## Supplied records:
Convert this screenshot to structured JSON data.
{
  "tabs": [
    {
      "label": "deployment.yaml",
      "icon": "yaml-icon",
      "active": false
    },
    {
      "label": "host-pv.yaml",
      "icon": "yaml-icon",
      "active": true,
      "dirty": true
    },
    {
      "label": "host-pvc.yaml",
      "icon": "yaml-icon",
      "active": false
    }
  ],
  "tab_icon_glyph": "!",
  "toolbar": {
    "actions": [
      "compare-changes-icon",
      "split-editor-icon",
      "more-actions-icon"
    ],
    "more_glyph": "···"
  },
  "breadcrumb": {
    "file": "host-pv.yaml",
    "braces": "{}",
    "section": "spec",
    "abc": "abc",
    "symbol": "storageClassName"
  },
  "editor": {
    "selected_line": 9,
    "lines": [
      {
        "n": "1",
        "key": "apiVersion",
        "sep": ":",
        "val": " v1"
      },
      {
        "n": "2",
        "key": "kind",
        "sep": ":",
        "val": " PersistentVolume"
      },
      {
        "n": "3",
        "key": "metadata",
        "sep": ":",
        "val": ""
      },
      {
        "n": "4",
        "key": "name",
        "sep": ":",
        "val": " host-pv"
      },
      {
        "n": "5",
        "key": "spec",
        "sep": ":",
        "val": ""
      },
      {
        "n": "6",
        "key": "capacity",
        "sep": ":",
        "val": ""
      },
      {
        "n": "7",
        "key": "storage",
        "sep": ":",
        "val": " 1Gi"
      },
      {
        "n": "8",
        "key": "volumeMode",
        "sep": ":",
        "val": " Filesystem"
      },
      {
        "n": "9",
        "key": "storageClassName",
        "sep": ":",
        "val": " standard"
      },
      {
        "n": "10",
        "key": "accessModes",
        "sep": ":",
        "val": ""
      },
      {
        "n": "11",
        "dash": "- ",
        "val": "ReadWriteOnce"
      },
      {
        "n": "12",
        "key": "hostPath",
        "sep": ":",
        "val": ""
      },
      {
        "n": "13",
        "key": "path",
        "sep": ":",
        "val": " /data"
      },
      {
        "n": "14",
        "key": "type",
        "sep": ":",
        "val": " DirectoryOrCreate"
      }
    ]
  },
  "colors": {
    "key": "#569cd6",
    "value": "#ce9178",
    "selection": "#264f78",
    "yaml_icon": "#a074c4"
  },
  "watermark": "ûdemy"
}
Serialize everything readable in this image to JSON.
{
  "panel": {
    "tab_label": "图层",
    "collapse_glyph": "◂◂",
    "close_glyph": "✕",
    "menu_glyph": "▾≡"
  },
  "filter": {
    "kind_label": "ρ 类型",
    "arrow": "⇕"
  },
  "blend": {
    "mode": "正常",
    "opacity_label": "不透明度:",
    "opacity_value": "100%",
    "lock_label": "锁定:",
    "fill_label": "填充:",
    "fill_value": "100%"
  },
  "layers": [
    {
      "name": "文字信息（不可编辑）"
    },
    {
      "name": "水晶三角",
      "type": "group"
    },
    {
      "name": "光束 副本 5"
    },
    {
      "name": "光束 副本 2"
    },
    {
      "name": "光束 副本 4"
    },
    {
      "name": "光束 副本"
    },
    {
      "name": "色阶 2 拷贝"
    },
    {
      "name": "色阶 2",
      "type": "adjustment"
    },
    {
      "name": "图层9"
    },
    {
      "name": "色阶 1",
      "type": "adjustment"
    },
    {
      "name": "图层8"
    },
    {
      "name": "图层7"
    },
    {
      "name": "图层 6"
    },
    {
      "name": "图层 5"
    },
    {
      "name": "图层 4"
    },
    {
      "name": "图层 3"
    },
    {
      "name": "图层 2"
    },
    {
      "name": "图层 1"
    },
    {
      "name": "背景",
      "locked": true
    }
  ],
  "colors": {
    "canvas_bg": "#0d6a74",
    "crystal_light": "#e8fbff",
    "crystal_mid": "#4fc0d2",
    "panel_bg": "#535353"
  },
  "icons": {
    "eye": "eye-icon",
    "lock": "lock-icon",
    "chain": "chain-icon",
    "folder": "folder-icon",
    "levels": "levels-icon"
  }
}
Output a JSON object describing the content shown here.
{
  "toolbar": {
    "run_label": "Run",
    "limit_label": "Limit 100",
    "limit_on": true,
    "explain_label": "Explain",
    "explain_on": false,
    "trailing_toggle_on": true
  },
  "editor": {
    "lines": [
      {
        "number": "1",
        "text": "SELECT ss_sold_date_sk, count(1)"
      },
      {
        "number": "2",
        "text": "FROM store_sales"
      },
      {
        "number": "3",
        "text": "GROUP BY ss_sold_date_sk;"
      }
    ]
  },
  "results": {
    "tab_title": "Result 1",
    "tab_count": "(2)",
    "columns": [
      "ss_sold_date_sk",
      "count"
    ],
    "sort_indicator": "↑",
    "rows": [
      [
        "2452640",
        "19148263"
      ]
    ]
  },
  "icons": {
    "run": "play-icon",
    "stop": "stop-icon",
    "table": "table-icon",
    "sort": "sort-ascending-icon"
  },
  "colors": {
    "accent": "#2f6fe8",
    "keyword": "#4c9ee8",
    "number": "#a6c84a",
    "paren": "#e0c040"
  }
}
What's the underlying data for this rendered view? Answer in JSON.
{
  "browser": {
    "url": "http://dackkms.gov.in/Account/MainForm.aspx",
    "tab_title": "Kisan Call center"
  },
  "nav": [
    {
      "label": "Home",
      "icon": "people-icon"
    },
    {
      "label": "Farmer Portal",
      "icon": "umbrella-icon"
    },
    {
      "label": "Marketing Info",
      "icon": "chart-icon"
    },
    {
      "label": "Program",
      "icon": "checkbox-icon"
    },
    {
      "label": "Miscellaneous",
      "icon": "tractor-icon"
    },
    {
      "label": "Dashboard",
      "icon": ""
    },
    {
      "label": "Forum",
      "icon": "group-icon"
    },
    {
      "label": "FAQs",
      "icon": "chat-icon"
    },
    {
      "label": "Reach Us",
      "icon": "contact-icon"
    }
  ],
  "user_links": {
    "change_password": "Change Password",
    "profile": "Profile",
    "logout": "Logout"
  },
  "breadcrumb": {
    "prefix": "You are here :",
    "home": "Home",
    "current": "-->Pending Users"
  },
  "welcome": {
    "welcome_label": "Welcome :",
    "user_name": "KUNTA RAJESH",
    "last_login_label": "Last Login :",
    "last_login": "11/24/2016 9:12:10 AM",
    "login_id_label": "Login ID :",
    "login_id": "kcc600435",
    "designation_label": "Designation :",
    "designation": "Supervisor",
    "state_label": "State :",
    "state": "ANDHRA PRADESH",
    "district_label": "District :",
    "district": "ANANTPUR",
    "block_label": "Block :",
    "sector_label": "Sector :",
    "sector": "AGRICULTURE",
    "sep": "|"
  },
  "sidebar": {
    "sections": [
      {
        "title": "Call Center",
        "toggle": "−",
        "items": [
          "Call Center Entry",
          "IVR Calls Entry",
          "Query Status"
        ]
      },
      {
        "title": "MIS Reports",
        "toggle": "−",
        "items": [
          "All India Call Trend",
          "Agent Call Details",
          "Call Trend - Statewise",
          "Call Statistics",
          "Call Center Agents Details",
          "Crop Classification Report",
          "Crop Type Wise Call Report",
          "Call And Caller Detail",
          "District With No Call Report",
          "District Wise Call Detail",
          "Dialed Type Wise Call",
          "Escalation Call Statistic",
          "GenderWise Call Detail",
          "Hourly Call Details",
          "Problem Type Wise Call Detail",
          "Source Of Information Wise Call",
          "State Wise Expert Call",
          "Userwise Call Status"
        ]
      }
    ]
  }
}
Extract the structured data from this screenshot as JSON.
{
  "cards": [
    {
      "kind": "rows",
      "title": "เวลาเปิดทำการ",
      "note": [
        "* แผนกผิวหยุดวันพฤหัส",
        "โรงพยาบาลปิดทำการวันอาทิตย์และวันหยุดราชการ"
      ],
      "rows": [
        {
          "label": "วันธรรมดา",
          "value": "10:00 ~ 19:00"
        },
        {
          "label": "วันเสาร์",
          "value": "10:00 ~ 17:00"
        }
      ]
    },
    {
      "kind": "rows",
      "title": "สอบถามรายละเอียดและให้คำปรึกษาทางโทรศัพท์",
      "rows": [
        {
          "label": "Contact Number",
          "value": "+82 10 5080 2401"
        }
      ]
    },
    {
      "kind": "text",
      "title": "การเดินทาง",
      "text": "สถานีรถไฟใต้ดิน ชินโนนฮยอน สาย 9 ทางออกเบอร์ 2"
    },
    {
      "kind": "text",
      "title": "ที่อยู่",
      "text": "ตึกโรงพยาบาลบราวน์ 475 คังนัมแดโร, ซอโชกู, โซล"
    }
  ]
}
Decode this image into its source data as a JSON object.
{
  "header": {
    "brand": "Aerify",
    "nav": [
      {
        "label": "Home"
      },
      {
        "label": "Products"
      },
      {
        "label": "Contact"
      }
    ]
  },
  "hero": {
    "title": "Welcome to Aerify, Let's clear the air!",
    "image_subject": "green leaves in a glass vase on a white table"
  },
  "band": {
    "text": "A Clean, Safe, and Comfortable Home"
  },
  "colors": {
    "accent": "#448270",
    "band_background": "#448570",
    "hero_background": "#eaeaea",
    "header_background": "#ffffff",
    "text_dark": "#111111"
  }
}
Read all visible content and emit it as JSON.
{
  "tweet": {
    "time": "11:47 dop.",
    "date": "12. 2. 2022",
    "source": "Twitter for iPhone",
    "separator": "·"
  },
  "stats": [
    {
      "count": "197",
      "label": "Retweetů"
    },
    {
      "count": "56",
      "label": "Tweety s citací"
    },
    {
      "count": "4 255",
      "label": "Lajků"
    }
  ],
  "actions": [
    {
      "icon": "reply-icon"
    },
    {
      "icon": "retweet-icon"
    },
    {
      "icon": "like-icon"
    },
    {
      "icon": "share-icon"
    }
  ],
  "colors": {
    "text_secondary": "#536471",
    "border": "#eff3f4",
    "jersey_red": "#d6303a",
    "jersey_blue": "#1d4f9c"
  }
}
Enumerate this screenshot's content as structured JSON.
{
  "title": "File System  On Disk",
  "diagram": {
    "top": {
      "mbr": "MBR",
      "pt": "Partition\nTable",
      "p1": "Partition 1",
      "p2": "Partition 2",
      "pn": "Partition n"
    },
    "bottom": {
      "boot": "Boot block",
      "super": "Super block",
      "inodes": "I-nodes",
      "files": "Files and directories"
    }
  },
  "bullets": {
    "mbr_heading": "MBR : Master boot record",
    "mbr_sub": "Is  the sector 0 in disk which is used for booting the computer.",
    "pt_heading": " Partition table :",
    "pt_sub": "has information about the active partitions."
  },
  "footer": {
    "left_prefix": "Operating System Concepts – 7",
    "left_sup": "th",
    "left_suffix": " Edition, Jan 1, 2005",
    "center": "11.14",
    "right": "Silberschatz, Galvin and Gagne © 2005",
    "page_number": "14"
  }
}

## Task prompt:
Gather all lines of the records that include the word "content".

## Correct result:
Output a JSON object describing the content shown here.
Read all visible content and emit it as JSON.
Enumerate this screenshot's content as structured JSON.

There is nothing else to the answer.